Copy each line exactly.

■ ■ ■ ■ ■ ■ ■

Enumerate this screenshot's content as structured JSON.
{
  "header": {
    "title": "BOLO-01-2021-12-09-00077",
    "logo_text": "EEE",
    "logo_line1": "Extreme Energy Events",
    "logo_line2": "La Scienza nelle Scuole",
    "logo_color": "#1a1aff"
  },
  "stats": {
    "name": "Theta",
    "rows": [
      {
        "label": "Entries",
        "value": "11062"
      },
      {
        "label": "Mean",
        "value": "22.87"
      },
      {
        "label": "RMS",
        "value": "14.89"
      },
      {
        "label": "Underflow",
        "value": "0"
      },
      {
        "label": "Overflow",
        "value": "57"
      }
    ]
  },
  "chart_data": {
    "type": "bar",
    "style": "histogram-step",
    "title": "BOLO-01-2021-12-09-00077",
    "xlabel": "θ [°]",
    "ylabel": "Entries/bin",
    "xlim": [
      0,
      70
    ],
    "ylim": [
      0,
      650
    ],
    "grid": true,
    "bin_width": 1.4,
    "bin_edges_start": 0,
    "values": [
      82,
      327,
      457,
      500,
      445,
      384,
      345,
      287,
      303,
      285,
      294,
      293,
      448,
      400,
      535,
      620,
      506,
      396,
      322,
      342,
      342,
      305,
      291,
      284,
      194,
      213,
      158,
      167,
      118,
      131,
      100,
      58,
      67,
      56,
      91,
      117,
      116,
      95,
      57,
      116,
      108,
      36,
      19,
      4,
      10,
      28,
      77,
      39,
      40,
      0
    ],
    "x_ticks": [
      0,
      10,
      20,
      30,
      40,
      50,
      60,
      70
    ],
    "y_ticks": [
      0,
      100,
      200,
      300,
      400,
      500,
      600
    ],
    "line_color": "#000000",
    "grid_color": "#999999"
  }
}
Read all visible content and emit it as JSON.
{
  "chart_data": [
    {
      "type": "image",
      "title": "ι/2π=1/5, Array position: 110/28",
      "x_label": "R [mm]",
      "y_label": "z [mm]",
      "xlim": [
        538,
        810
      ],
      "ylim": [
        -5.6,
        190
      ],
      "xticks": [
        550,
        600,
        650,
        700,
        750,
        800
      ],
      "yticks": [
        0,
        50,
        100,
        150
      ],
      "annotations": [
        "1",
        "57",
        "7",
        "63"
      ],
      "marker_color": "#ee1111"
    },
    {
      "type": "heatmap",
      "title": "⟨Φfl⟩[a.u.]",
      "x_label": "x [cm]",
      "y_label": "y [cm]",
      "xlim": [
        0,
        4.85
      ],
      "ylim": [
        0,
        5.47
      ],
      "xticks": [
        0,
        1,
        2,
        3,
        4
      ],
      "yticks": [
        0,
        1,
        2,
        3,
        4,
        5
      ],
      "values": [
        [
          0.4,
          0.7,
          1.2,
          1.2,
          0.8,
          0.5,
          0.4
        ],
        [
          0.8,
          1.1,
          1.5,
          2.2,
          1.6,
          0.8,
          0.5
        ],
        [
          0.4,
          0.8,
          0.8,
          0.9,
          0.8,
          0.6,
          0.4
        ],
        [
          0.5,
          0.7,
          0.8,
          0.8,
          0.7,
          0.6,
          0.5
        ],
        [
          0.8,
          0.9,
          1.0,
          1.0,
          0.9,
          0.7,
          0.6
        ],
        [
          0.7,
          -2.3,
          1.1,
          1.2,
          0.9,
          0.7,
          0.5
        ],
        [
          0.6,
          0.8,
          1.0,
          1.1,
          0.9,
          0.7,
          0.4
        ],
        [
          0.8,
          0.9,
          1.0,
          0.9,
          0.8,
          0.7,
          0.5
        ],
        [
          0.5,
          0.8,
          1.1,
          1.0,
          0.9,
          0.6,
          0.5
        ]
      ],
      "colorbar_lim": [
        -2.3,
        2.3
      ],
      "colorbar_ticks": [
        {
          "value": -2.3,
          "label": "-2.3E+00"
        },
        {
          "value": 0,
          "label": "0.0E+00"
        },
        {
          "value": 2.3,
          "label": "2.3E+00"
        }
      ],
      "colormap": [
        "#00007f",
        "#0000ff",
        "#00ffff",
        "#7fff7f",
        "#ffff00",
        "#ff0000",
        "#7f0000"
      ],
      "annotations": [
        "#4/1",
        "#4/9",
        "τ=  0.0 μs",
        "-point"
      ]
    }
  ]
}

■ ■ ■ ■ ■ ■ ■

▸ **The reply**
Enumerate this screenshot's content as structured JSON.
{
  "header": {
    "title": "BOLO-01-2021-12-09-00077",
    "logo_text": "EEE",
    "logo_line1": "Extreme Energy Events",
    "logo_line2": "La Scienza nelle Scuole",
    "logo_color": "#1a1aff"
  },
  "stats": {
    "name": "Theta",
    "rows": [
      {
        "label": "Entries",
        "value": "11062"
      },
      {
        "label": "Mean",
        "value": "22.87"
      },
      {
        "label": "RMS",
        "value": "14.89"
      },
      {
        "label": "Underflow",
        "value": "0"
      },
      {
        "label": "Overflow",
        "value": "57"
      }
    ]
  },
  "chart_data": {
    "type": "bar",
    "style": "histogram-step",
    "title": "BOLO-01-2021-12-09-00077",
    "xlabel": "θ [°]",
    "ylabel": "Entries/bin",
    "xlim": [
      0,
      70
    ],
    "ylim": [
      0,
      650
    ],
    "grid": true,
    "bin_width": 1.4,
    "bin_edges_start": 0,
    "values": [
      82,
      327,
      457,
      500,
      445,
      384,
      345,
      287,
      303,
      285,
      294,
      293,
      448,
      400,
      535,
      620,
      506,
      396,
      322,
      342,
      342,
      305,
      291,
      284,
      194,
      213,
      158,
      167,
      118,
      131,
      100,
      58,
      67,
      56,
      91,
      117,
      116,
      95,
      57,
      116,
      108,
      36,
      19,
      4,
      10,
      28,
      77,
      39,
      40,
      0
    ],
    "x_ticks": [
      0,
      10,
      20,
      30,
      40,
      50,
      60,
      70
    ],
    "y_ticks": [
      0,
      100,
      200,
      300,
      400,
      500,
      600
    ],
    "line_color": "#000000",
    "grid_color": "#999999"
  }
}
Read all visible content and emit it as JSON.
{
  "chart_data": [
    {
      "type": "image",
      "title": "ι/2π=1/5, Array position: 110/28",
      "x_label": "R [mm]",
      "y_label": "z [mm]",
      "xlim": [
        538,
        810
      ],
      "ylim": [
        -5.6,
        190
      ],
      "xticks": [
        550,
        600,
        650,
        700,
        750,
        800
      ],
      "yticks": [
        0,
        50,
        100,
        150
      ],
      "annotations": [
        "1",
        "57",
        "7",
        "63"
      ],
      "marker_color": "#ee1111"
    },
    {
      "type": "heatmap",
      "title": "⟨Φfl⟩[a.u.]",
      "x_label": "x [cm]",
      "y_label": "y [cm]",
      "xlim": [
        0,
        4.85
      ],
      "ylim": [
        0,
        5.47
      ],
      "xticks": [
        0,
        1,
        2,
        3,
        4
      ],
      "yticks": [
        0,
        1,
        2,
        3,
        4,
        5
      ],
      "values": [
        [
          0.4,
          0.7,
          1.2,
          1.2,
          0.8,
          0.5,
          0.4
        ],
        [
          0.8,
          1.1,
          1.5,
          2.2,
          1.6,
          0.8,
          0.5
        ],
        [
          0.4,
          0.8,
          0.8,
          0.9,
          0.8,
          0.6,
          0.4
        ],
        [
          0.5,
          0.7,
          0.8,
          0.8,
          0.7,
          0.6,
          0.5
        ],
        [
          0.8,
          0.9,
          1.0,
          1.0,
          0.9,
          0.7,
          0.6
        ],
        [
          0.7,
          -2.3,
          1.1,
          1.2,
          0.9,
          0.7,
          0.5
        ],
        [
          0.6,
          0.8,
          1.0,
          1.1,
          0.9,
          0.7,
          0.4
        ],
        [
          0.8,
          0.9,
          1.0,
          0.9,
          0.8,
          0.7,
          0.5
        ],
        [
          0.5,
          0.8,
          1.1,
          1.0,
          0.9,
          0.6,
          0.5
        ]
      ],
      "colorbar_lim": [
        -2.3,
        2.3
      ],
      "colorbar_ticks": [
        {
          "value": -2.3,
          "label": "-2.3E+00"
        },
        {
          "value": 0,
          "label": "0.0E+00"
        },
        {
          "value": 2.3,
          "label": "2.3E+00"
        }
      ],
      "colormap": [
        "#00007f",
        "#0000ff",
        "#00ffff",
        "#7fff7f",
        "#ffff00",
        "#ff0000",
        "#7f0000"
      ],
      "annotations": [
        "#4/1",
        "#4/9",
        "τ=  0.0 μs",
        "-point"
      ]
    }
  ]
}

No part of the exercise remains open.